Collected data:
________________________________________

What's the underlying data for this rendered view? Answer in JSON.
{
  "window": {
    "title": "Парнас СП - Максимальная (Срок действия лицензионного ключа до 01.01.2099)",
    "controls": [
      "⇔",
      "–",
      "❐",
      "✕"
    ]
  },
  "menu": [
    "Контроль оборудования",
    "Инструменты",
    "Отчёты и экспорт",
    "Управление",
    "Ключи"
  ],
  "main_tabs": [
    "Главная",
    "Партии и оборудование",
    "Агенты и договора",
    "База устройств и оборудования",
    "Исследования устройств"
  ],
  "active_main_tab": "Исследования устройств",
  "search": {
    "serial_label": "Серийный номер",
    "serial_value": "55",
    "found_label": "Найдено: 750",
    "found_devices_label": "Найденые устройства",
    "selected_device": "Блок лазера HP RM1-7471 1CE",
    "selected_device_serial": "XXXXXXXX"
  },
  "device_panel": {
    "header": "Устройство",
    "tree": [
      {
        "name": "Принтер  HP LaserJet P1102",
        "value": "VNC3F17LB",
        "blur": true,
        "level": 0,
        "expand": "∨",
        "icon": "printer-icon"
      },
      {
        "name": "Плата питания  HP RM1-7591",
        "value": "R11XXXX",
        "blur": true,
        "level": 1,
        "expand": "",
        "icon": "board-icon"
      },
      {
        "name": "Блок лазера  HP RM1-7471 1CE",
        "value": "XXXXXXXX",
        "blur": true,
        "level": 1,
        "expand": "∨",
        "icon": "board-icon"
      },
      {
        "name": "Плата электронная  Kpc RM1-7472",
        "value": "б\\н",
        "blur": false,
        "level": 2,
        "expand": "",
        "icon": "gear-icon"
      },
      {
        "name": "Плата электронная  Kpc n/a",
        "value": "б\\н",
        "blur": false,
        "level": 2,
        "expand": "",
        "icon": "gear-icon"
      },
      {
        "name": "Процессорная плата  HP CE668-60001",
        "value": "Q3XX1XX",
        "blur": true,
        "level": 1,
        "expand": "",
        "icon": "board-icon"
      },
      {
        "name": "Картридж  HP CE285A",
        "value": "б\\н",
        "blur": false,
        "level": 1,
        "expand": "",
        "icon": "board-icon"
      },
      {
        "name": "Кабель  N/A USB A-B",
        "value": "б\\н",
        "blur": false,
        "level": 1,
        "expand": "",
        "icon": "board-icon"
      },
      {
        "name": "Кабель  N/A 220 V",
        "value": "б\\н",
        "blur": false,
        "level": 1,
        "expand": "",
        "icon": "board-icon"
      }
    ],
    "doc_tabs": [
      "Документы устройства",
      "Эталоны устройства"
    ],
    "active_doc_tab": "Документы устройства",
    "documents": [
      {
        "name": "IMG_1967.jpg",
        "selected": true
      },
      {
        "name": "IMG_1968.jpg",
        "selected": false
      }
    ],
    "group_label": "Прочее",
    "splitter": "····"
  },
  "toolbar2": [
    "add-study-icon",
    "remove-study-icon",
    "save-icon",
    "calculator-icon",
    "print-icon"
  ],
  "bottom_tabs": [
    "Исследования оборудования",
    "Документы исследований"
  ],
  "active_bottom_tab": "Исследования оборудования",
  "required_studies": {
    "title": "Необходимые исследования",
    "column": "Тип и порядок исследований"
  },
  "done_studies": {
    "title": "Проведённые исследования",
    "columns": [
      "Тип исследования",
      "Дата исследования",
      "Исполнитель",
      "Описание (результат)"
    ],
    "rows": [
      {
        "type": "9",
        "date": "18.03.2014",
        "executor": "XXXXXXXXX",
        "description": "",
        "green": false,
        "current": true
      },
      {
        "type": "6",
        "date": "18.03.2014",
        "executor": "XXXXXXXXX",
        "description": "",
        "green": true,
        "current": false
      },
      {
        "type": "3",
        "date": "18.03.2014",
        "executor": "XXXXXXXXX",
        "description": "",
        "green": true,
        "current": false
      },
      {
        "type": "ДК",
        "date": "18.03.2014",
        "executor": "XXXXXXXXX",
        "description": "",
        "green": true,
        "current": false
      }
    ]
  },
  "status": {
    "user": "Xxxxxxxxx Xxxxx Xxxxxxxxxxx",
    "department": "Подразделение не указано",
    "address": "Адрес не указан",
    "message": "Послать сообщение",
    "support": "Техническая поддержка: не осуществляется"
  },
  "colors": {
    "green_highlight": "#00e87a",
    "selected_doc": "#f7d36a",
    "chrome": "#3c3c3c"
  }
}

________________________________________

▶ SHORT TASK: Show all lines from the listing above in which "электронная" appears.

▶ SOLUTION:
        "name": "Плата электронная  Kpc RM1-7472",
        "name": "Плата электронная  Kpc n/a",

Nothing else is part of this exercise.